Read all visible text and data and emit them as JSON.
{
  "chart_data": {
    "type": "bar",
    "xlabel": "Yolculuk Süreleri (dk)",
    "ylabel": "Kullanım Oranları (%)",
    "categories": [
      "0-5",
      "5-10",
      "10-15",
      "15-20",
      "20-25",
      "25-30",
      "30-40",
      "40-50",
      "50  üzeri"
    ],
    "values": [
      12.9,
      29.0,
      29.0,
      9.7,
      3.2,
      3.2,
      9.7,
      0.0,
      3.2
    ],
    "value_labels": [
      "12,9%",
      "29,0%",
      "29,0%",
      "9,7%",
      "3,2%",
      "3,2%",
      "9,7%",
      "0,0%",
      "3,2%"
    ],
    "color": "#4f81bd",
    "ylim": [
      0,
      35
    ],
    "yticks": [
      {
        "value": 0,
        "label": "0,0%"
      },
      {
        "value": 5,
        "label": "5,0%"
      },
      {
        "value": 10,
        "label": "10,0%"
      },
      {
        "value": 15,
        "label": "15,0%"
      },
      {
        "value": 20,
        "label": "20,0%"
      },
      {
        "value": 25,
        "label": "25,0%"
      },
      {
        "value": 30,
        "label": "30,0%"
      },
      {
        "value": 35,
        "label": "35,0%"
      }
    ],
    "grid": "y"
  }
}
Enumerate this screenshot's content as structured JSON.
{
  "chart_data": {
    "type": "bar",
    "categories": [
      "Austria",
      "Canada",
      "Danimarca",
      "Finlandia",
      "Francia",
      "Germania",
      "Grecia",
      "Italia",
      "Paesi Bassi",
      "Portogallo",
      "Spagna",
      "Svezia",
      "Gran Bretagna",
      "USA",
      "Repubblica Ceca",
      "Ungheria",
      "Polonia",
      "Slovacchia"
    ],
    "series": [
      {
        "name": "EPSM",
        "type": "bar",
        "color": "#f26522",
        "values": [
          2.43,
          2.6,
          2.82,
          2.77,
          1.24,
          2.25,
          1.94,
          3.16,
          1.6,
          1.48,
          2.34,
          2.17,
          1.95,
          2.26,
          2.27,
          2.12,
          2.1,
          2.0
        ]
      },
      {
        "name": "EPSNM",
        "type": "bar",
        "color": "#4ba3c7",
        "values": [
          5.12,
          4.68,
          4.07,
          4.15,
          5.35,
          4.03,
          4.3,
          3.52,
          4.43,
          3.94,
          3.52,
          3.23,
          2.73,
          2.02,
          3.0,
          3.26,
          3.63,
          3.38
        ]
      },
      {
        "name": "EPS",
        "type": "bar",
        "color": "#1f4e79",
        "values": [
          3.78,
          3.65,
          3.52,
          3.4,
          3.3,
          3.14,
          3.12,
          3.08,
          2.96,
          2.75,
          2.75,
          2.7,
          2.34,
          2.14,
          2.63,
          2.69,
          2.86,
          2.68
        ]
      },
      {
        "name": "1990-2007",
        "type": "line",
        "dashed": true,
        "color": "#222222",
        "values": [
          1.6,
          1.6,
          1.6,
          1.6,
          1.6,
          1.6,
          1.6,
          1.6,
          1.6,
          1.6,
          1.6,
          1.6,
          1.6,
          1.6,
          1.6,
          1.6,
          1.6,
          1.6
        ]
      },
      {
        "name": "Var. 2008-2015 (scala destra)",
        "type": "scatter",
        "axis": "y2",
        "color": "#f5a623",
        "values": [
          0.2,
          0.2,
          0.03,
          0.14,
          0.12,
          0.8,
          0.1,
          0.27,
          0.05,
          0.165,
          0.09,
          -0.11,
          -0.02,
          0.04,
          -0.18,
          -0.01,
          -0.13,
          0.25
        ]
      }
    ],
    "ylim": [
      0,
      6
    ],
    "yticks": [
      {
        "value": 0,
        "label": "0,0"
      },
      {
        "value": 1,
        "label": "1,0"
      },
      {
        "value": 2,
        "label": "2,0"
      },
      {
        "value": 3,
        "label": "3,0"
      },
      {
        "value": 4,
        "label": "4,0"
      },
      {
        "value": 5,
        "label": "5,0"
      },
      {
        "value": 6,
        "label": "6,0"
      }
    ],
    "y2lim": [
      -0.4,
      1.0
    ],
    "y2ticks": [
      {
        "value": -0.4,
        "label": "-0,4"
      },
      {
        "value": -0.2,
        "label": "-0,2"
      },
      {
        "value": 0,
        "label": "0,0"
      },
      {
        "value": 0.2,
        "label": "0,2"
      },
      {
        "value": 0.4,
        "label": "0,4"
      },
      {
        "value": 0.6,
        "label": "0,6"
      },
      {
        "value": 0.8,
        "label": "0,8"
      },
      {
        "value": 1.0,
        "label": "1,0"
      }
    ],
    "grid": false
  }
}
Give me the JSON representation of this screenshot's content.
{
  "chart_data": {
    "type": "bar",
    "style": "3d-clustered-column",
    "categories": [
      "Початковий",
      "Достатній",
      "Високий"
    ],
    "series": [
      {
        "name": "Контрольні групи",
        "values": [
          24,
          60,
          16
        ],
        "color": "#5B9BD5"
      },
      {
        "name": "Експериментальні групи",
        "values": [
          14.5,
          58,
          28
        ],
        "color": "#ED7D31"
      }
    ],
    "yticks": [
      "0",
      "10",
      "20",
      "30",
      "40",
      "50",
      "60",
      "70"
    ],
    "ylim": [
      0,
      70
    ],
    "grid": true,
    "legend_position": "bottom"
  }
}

# # # # #

# WHAT IS EXPECTED:
Reproduce only those lines of the entries above that run from the line with "Give me the" to the final line.

# FINISHED TASK:
Give me the JSON representation of this screenshot's content.
{
  "chart_data": {
    "type": "bar",
    "style": "3d-clustered-column",
    "categories": [
      "Початковий",
      "Достатній",
      "Високий"
    ],
    "series": [
      {
        "name": "Контрольні групи",
        "values": [
          24,
          60,
          16
        ],
        "color": "#5B9BD5"
      },
      {
        "name": "Експериментальні групи",
        "values": [
          14.5,
          58,
          28
        ],
        "color": "#ED7D31"
      }
    ],
    "yticks": [
      "0",
      "10",
      "20",
      "30",
      "40",
      "50",
      "60",
      "70"
    ],
    "ylim": [
      0,
      70
    ],
    "grid": true,
    "legend_position": "bottom"
  }
}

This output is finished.